Scan the listing below and copy every line holding "Custom".

(Stored data)
%%

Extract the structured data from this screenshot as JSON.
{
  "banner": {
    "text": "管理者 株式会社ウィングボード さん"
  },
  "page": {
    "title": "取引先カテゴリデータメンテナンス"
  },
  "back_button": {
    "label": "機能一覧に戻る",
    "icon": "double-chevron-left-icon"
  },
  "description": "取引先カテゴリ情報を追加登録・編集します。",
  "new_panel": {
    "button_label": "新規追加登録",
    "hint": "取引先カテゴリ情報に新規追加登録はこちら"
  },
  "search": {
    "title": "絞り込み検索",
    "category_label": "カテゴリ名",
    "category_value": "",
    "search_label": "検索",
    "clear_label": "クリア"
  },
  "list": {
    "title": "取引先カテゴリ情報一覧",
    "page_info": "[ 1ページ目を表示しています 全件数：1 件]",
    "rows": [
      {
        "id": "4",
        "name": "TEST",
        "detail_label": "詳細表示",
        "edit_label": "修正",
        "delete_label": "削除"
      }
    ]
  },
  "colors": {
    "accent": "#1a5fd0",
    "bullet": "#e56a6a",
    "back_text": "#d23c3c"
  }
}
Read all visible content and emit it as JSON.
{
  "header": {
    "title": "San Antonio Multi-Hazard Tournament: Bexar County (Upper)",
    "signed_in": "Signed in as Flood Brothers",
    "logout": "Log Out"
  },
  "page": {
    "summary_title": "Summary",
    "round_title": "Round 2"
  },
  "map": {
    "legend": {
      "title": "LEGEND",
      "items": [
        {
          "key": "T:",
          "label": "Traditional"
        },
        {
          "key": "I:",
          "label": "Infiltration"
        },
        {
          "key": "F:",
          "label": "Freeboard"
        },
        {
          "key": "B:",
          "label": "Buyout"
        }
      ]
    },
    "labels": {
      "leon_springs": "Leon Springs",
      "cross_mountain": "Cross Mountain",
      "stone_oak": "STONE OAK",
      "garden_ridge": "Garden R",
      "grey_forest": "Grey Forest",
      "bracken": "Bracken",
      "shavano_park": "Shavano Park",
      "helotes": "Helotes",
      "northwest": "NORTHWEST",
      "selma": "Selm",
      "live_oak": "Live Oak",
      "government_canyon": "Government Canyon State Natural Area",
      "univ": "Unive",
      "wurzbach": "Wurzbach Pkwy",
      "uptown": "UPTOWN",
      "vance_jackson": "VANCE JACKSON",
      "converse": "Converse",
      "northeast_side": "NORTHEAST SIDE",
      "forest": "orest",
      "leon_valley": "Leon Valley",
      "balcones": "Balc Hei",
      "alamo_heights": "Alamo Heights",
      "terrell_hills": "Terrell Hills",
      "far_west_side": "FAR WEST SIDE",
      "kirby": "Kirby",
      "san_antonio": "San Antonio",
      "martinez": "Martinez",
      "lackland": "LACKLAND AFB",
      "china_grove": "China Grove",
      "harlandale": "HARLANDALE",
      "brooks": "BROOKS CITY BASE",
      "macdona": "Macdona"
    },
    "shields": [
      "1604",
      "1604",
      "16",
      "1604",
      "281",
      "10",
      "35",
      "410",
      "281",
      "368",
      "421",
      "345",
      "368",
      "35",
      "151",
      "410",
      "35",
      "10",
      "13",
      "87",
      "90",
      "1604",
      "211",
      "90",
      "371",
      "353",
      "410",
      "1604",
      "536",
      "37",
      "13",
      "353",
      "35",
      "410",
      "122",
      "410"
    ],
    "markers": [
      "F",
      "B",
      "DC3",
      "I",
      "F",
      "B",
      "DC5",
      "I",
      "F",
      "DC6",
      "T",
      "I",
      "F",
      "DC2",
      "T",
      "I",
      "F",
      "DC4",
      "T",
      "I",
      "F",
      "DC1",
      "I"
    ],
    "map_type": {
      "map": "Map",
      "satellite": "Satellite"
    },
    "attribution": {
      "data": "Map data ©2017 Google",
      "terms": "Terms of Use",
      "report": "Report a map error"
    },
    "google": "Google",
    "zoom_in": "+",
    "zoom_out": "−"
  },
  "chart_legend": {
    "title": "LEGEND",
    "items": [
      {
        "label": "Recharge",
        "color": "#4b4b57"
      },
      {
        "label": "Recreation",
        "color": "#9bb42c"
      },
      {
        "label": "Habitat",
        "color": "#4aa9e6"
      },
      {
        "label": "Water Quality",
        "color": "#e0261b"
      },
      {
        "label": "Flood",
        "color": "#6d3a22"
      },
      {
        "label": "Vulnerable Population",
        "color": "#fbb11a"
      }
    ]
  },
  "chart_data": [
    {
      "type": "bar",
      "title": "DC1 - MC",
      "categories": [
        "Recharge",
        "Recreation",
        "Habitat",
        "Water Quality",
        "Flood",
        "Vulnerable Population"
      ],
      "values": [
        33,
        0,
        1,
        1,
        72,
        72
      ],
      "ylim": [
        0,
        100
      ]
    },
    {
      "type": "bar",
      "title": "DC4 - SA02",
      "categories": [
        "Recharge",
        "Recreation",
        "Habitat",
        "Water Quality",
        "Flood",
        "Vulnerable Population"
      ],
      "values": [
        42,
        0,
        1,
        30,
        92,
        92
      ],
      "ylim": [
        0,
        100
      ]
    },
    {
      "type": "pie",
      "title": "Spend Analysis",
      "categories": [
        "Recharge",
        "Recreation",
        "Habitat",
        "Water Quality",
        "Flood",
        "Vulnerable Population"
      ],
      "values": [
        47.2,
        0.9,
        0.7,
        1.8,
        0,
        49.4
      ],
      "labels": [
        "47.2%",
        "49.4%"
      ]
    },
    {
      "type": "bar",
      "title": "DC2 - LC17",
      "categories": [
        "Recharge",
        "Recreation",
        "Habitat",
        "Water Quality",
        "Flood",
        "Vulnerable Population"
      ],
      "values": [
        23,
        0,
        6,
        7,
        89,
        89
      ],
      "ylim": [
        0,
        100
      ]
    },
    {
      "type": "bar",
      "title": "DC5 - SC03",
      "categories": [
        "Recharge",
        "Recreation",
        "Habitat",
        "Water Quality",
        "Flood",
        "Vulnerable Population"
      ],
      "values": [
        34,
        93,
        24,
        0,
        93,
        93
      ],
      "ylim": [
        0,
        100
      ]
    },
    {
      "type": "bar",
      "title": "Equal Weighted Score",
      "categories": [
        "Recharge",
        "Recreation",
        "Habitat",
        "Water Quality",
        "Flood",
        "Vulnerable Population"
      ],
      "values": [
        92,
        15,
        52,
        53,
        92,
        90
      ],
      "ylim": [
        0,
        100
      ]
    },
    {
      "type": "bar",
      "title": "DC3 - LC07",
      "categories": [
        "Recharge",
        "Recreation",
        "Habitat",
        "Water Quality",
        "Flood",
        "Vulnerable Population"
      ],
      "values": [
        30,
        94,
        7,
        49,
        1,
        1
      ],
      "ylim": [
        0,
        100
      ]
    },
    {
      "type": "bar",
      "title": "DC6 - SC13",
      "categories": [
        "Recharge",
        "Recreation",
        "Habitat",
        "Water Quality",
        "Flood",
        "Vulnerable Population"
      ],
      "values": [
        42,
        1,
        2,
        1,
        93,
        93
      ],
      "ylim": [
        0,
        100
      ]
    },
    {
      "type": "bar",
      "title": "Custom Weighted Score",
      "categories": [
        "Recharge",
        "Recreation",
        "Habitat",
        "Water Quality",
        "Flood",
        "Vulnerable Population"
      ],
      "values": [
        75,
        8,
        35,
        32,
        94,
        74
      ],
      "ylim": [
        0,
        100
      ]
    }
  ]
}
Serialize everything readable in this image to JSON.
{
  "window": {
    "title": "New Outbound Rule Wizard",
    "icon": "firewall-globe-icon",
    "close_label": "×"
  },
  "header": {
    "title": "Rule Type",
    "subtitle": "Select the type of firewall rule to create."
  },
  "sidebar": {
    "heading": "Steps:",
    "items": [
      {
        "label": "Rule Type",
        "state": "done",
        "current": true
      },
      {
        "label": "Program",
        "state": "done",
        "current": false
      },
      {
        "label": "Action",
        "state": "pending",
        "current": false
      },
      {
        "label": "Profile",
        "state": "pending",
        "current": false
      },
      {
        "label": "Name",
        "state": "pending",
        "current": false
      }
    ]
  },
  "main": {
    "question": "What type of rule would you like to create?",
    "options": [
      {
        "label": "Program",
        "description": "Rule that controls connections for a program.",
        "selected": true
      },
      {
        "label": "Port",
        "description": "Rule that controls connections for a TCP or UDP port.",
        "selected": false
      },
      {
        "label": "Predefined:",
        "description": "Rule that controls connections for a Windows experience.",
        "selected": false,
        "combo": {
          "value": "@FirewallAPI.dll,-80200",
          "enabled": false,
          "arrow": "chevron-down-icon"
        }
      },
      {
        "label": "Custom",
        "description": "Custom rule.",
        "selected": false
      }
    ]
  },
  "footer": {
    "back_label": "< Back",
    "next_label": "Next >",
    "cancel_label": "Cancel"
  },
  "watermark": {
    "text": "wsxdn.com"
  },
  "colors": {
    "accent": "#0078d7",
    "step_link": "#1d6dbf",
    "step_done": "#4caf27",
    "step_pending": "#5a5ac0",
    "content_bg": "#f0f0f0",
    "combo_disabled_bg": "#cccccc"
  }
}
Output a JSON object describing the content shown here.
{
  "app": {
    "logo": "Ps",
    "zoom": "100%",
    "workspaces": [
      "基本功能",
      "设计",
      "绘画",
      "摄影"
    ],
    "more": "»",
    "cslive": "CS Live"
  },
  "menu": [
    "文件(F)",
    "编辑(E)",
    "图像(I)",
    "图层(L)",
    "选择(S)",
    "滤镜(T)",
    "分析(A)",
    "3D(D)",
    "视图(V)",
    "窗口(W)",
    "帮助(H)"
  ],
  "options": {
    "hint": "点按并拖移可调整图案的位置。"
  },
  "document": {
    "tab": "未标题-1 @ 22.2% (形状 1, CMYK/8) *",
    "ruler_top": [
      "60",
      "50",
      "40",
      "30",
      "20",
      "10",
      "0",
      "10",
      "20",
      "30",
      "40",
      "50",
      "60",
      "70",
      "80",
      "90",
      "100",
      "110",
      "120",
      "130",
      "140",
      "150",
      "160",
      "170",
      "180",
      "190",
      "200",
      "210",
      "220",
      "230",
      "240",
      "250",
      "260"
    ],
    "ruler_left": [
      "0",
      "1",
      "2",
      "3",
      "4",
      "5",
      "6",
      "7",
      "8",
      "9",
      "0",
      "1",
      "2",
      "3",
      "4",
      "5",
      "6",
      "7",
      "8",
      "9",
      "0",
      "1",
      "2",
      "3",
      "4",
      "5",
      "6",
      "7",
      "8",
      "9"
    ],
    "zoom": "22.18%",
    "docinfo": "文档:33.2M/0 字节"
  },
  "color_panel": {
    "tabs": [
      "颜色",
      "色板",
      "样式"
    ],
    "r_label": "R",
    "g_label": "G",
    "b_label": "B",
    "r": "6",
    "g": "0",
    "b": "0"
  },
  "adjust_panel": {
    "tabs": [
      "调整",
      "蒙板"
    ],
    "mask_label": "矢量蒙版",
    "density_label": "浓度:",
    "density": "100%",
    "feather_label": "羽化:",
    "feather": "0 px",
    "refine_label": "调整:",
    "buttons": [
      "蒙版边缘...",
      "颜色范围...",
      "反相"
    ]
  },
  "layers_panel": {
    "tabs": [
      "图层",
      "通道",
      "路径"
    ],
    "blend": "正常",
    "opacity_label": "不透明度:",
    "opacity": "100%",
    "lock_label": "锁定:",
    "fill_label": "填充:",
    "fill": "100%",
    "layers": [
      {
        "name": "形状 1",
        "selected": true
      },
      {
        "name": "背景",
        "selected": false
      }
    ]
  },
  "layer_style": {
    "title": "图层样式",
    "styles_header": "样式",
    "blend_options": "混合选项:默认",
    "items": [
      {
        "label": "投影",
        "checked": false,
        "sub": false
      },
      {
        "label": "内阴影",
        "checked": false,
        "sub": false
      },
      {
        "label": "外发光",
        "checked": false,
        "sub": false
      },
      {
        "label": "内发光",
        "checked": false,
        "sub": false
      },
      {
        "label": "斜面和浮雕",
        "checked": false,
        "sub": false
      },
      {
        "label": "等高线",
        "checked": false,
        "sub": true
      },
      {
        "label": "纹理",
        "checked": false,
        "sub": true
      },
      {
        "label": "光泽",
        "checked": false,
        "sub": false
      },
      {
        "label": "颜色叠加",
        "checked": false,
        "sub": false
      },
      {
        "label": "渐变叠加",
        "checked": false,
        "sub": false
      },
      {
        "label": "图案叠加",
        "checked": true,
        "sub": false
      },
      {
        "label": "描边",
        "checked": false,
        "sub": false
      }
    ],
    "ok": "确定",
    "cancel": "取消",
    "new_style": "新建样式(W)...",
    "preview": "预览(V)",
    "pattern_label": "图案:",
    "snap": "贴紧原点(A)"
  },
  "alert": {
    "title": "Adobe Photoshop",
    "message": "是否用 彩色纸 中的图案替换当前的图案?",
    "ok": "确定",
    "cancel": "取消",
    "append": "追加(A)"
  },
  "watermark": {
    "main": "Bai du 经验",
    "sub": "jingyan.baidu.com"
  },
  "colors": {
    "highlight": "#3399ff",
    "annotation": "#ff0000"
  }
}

%%

* **FINISHED ANSWER**:
      "title": "Custom Weighted Score",
        "label": "Custom",
        "description": "Custom rule.",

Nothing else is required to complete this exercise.